[Data extracted from a collection]

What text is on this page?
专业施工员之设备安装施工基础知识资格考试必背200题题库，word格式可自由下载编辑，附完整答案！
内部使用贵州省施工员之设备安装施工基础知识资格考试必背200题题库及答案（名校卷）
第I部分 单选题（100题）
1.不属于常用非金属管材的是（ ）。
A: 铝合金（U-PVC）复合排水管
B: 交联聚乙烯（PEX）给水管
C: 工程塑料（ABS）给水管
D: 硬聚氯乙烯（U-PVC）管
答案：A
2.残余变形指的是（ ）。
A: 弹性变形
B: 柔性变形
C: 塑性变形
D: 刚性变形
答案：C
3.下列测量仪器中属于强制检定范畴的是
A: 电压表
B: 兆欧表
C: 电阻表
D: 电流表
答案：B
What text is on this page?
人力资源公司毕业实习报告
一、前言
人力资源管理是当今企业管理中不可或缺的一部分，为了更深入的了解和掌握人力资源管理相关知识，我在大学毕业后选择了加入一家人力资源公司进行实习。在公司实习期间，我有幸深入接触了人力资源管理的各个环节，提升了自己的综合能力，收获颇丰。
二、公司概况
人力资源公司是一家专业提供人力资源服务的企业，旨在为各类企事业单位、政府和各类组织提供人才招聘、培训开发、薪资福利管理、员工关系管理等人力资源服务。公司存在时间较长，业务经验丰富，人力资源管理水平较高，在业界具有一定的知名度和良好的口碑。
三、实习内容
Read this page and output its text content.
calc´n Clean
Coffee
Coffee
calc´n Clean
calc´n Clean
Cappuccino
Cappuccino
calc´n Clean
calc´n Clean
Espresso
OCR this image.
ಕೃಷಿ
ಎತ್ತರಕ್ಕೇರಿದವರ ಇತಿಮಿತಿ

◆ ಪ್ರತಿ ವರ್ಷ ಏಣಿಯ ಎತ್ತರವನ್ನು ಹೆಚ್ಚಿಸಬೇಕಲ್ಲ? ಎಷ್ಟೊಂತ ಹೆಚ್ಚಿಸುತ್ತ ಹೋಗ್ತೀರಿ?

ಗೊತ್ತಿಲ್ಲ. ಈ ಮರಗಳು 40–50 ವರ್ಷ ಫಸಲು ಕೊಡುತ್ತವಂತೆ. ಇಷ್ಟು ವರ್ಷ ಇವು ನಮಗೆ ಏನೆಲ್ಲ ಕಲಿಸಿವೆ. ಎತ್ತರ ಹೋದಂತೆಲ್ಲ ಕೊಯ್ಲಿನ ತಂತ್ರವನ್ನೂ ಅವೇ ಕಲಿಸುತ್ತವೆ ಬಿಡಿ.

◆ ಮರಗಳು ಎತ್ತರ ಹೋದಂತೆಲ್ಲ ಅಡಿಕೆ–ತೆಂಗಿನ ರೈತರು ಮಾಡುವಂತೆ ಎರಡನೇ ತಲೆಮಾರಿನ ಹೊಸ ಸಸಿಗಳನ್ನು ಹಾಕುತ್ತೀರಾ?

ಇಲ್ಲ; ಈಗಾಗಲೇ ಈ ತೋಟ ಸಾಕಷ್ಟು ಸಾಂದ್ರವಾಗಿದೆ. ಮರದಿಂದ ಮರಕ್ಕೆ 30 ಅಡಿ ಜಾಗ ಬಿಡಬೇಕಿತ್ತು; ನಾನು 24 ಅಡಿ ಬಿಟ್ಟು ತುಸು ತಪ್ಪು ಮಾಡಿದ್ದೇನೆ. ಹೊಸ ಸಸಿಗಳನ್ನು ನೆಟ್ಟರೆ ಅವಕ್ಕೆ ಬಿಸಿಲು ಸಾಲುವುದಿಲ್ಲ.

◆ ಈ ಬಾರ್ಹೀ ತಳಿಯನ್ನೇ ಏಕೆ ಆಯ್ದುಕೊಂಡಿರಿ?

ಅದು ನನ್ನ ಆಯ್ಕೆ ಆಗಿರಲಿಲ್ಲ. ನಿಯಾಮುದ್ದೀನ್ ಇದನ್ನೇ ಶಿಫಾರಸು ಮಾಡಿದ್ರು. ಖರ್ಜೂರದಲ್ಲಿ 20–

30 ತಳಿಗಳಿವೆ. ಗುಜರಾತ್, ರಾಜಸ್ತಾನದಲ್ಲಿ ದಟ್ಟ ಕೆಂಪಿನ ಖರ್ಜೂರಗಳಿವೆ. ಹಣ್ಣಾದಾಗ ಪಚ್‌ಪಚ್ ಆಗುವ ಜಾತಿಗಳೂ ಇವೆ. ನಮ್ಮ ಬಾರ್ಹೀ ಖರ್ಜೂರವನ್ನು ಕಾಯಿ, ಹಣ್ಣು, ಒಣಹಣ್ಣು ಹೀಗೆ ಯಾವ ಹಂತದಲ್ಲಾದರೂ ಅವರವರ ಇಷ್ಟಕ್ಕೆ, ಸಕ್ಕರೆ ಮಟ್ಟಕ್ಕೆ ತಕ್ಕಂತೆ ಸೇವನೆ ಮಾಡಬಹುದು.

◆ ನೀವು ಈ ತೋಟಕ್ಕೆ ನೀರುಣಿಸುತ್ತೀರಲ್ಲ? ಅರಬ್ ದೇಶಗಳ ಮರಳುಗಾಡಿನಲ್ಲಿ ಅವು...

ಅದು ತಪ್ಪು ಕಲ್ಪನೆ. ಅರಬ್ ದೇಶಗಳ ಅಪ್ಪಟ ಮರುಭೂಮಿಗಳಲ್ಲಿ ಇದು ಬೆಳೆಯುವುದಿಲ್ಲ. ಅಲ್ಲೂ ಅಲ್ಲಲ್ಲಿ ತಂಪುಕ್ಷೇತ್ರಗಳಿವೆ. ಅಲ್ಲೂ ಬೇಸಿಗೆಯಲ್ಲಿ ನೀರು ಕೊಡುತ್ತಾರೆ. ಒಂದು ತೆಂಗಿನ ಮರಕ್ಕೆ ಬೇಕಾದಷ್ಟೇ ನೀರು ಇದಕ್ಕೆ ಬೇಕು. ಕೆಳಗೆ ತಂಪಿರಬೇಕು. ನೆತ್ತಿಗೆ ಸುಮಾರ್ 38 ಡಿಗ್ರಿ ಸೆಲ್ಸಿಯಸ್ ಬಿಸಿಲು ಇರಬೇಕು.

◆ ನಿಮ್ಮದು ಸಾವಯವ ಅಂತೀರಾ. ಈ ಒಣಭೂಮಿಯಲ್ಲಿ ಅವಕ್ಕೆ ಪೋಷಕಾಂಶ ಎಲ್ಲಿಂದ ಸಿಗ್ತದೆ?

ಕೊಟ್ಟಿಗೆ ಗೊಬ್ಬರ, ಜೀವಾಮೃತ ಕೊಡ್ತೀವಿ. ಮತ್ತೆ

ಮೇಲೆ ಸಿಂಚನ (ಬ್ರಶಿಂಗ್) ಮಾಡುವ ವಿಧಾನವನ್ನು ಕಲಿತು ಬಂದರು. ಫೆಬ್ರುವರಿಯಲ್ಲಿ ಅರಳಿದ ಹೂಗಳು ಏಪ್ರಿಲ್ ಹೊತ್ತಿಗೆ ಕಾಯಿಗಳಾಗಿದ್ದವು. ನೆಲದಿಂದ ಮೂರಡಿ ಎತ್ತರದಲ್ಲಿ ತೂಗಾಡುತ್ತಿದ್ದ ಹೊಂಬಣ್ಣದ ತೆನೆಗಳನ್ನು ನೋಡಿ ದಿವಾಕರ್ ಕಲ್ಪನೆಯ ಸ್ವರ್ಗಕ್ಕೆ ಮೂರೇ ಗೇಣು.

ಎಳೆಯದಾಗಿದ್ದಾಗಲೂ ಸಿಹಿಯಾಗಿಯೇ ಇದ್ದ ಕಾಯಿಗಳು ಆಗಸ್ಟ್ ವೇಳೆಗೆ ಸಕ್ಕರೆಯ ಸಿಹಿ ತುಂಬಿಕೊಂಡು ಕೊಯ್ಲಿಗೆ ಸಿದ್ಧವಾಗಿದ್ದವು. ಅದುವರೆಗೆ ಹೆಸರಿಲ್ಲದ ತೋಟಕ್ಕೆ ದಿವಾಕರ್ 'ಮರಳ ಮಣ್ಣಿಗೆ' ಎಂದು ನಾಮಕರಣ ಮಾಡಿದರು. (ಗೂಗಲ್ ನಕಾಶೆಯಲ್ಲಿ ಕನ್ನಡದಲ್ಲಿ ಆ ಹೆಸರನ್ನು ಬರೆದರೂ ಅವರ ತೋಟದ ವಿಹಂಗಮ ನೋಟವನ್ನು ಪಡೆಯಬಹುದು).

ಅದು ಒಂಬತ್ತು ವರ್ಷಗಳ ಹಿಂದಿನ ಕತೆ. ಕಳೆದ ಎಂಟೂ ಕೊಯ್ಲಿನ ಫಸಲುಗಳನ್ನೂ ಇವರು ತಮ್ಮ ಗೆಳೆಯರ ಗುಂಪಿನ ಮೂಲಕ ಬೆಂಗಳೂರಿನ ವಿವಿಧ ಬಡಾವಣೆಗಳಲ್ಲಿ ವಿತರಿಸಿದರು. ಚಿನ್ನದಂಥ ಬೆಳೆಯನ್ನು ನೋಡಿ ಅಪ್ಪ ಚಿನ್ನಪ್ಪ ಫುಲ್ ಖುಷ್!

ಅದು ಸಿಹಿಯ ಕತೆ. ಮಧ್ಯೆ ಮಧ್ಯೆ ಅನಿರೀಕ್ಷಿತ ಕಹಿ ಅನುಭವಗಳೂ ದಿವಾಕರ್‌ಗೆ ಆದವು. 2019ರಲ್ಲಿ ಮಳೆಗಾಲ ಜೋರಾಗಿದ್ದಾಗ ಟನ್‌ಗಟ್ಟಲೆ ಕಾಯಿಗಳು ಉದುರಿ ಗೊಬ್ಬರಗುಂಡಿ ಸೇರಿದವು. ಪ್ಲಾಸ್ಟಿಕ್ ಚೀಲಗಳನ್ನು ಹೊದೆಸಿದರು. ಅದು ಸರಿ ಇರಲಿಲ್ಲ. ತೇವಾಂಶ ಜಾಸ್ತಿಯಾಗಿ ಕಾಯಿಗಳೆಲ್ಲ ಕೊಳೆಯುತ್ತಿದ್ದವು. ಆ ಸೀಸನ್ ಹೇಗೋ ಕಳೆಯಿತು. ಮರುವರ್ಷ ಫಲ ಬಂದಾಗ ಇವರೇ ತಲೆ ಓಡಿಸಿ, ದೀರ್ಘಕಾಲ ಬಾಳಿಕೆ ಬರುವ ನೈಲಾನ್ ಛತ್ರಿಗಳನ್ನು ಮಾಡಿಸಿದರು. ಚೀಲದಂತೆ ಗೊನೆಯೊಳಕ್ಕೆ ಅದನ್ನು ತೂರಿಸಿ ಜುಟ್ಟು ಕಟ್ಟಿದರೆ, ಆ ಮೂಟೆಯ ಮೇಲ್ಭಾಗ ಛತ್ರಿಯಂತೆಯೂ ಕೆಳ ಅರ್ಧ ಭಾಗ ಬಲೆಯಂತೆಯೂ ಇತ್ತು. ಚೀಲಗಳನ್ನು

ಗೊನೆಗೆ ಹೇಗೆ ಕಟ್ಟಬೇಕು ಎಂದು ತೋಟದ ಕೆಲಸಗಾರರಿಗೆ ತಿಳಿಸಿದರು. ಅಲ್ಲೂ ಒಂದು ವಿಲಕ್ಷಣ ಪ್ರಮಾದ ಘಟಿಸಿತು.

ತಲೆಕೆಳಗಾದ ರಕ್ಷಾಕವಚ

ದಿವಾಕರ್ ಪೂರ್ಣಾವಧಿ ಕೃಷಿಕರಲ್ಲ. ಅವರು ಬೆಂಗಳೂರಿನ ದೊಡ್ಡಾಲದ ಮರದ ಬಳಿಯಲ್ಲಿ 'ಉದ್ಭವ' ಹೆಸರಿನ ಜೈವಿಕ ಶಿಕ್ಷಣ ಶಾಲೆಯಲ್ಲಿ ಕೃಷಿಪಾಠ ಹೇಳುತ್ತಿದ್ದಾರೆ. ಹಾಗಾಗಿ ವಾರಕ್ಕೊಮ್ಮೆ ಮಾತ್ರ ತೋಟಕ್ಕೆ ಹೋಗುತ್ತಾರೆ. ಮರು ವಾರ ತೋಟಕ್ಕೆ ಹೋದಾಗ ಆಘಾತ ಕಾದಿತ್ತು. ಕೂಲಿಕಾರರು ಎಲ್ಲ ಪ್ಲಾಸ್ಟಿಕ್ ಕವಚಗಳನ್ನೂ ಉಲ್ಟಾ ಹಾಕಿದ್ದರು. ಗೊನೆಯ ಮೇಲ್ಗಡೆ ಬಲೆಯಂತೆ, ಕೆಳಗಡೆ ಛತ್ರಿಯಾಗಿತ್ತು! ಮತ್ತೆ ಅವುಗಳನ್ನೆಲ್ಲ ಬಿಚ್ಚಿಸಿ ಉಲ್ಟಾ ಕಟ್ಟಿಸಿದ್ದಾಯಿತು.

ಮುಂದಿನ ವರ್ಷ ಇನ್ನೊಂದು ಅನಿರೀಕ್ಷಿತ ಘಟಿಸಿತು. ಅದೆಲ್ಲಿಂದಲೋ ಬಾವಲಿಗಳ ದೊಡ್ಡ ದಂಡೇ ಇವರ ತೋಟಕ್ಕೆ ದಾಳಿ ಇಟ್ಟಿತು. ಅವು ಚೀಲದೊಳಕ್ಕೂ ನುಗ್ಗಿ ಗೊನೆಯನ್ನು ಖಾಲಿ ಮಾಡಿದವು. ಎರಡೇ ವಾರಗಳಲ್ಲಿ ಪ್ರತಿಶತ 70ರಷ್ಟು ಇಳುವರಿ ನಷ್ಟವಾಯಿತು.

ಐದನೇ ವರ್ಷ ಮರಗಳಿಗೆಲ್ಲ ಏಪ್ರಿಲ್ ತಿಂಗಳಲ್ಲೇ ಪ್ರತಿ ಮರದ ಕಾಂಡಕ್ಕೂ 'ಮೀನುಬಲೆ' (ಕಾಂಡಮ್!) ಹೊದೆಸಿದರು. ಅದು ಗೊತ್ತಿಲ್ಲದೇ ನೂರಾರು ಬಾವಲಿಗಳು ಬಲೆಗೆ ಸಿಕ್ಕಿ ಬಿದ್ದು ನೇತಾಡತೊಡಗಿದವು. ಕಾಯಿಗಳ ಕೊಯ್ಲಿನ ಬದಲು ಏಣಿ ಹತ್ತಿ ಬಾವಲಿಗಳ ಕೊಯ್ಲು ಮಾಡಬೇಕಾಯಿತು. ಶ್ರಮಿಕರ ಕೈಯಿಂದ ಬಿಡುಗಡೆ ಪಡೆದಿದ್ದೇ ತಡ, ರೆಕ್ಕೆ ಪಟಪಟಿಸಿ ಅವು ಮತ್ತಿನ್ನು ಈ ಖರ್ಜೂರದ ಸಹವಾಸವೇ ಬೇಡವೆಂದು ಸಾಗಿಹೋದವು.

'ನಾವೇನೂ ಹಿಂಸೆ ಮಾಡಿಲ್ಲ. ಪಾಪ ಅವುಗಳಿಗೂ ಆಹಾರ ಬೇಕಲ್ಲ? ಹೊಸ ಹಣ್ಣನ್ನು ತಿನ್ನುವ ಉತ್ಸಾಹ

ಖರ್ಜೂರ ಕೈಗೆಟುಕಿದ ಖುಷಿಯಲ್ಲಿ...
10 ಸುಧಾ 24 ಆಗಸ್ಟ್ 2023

WHAT YOU WILL DO
Return every line of the preceding records in which the word "this" appears.

FINAL ANSWER
What text is on this page?
What text is on this page?
Read this page and output its text content.
OCR this image.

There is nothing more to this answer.